Rewrite all of the material below as a numbered list, leaving out any blank lines.

(Dataset entries)

━━━━━━━━━━

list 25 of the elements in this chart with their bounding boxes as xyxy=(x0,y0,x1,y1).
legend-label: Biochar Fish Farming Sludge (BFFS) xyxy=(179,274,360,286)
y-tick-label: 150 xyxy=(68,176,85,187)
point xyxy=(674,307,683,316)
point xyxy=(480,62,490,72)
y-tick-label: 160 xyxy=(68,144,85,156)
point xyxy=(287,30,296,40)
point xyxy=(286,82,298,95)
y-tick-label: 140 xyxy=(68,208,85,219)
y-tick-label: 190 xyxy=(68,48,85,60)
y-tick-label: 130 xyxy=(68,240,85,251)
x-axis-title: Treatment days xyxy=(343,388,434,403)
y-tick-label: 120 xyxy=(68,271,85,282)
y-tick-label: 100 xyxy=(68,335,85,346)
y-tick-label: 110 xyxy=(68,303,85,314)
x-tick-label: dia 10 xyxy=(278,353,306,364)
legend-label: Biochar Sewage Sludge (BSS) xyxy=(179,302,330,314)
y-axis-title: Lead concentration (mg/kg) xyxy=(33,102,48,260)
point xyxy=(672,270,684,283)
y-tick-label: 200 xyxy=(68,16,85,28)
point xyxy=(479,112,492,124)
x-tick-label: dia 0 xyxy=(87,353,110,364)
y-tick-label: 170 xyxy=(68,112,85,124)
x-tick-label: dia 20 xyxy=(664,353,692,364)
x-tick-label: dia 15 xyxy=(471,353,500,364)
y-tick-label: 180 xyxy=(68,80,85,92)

━━━━━━━━━━

#### Exercise result
1. list 25 of the elements in this chart with their bounding boxes as xyxy=(x0,y0,x1,y1).
2. legend-label: Biochar Fish Farming Sludge (BFFS) xyxy=(179,274,360,286)
3. y-tick-label: 150 xyxy=(68,176,85,187)
4. point xyxy=(674,307,683,316)
5. point xyxy=(480,62,490,72)
6. y-tick-label: 160 xyxy=(68,144,85,156)
7. point xyxy=(287,30,296,40)
8. point xyxy=(286,82,298,95)
9. y-tick-label: 140 xyxy=(68,208,85,219)
10. y-tick-label: 190 xyxy=(68,48,85,60)
11. y-tick-label: 130 xyxy=(68,240,85,251)
12. x-axis-title: Treatment days xyxy=(343,388,434,403)
13. y-tick-label: 120 xyxy=(68,271,85,282)
14. y-tick-label: 100 xyxy=(68,335,85,346)
15. y-tick-label: 110 xyxy=(68,303,85,314)
16. x-tick-label: dia 10 xyxy=(278,353,306,364)
17. legend-label: Biochar Sewage Sludge (BSS) xyxy=(179,302,330,314)
18. y-axis-title: Lead concentration (mg/kg) xyxy=(33,102,48,260)
19. point xyxy=(672,270,684,283)
20. y-tick-label: 200 xyxy=(68,16,85,28)
21. point xyxy=(479,112,492,124)
22. x-tick-label: dia 0 xyxy=(87,353,110,364)
23. y-tick-label: 170 xyxy=(68,112,85,124)
24. x-tick-label: dia 20 xyxy=(664,353,692,364)
25. x-tick-label: dia 15 xyxy=(471,353,500,364)
26. y-tick-label: 180 xyxy=(68,80,85,92)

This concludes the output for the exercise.